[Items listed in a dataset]
-- -- --
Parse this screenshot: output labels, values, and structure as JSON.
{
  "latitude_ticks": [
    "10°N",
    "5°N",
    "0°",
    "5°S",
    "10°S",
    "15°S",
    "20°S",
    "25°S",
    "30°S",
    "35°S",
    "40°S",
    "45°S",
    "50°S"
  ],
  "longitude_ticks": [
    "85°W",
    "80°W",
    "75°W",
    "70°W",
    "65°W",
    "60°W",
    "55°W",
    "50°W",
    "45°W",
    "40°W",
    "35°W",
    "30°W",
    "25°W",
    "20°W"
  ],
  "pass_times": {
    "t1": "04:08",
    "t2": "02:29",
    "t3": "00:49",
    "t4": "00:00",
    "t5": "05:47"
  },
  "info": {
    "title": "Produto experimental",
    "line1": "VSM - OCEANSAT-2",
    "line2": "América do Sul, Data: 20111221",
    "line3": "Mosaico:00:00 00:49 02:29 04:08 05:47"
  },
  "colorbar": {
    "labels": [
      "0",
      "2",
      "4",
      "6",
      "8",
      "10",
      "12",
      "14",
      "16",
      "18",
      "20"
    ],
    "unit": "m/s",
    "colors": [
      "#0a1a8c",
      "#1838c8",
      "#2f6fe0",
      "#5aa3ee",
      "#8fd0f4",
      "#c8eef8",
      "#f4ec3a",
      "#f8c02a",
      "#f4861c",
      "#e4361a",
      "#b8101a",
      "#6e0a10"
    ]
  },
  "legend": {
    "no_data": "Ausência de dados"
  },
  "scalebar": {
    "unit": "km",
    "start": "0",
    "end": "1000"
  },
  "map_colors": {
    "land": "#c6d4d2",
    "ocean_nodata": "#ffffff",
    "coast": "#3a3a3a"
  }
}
-- -- --
◆ **Direction**:
Count the lines of the listing above that include the word "labels" and state the total with nothing else.

◆ **Answer to the task**:
2